## WRITTEN INSTRUCTION
Where a line holds the string "Globale", return that line.

───── DATA ENTRIES ─────

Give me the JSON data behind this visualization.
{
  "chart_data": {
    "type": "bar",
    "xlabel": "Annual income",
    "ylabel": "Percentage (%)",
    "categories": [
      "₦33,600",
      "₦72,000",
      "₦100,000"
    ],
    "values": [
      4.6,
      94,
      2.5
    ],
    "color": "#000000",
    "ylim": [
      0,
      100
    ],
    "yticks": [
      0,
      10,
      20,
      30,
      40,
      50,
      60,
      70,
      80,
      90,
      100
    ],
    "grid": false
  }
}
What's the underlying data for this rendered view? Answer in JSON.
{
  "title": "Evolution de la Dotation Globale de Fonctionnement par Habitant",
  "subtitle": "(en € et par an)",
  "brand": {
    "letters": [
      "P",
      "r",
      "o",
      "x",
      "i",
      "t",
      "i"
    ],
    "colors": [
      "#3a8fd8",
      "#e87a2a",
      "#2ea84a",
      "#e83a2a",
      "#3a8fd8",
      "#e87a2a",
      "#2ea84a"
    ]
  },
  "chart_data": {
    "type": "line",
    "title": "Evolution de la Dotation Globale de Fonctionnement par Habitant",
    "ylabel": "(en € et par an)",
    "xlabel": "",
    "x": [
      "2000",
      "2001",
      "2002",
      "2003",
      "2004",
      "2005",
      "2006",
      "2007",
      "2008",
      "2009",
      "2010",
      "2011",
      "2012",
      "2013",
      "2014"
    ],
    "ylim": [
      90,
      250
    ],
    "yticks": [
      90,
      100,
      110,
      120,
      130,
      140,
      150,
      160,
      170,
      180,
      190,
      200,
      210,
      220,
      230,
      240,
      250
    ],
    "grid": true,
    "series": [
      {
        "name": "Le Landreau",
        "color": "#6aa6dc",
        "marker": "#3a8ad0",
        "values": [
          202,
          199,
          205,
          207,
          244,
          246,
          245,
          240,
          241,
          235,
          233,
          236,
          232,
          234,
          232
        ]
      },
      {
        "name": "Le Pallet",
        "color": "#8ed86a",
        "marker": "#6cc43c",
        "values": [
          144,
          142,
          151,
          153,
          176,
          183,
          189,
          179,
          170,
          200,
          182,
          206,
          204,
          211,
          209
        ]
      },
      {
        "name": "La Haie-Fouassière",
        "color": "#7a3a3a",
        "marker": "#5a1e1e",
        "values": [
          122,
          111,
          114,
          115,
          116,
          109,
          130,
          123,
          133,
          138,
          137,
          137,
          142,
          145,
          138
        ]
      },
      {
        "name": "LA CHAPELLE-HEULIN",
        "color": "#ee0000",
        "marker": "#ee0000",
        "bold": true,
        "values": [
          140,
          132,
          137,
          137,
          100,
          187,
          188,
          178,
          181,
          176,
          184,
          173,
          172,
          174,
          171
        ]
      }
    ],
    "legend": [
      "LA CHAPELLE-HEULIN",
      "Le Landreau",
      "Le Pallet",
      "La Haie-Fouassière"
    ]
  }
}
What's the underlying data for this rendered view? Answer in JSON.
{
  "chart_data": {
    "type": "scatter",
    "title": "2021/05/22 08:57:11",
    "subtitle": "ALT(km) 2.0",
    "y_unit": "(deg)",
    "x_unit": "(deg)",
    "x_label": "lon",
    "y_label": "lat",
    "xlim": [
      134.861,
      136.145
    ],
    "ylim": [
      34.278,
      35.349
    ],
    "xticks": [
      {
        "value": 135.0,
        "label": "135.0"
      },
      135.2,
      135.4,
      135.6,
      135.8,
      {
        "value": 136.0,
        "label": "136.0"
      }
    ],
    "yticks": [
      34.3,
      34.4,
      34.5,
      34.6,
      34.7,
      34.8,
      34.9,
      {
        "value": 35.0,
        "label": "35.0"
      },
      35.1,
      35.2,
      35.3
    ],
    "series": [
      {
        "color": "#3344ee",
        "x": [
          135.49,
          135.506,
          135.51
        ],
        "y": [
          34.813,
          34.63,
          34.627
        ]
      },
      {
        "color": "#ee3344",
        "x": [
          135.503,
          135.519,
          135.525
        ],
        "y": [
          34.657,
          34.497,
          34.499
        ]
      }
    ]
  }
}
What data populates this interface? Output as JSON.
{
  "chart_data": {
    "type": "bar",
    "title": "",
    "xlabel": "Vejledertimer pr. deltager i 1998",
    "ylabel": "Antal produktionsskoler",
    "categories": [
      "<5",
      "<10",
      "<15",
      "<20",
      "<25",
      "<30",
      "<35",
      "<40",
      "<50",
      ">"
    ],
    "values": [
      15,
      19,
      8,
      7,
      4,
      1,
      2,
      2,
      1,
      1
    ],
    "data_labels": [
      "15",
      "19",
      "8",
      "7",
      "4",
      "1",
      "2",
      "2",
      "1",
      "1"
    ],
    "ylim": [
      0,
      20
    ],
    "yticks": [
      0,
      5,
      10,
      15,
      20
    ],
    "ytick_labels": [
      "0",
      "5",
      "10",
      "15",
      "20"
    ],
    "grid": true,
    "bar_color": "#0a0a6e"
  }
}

─────

## TASK OUTPUT
  "title": "Evolution de la Dotation Globale de Fonctionnement par Habitant",
    "title": "Evolution de la Dotation Globale de Fonctionnement par Habitant",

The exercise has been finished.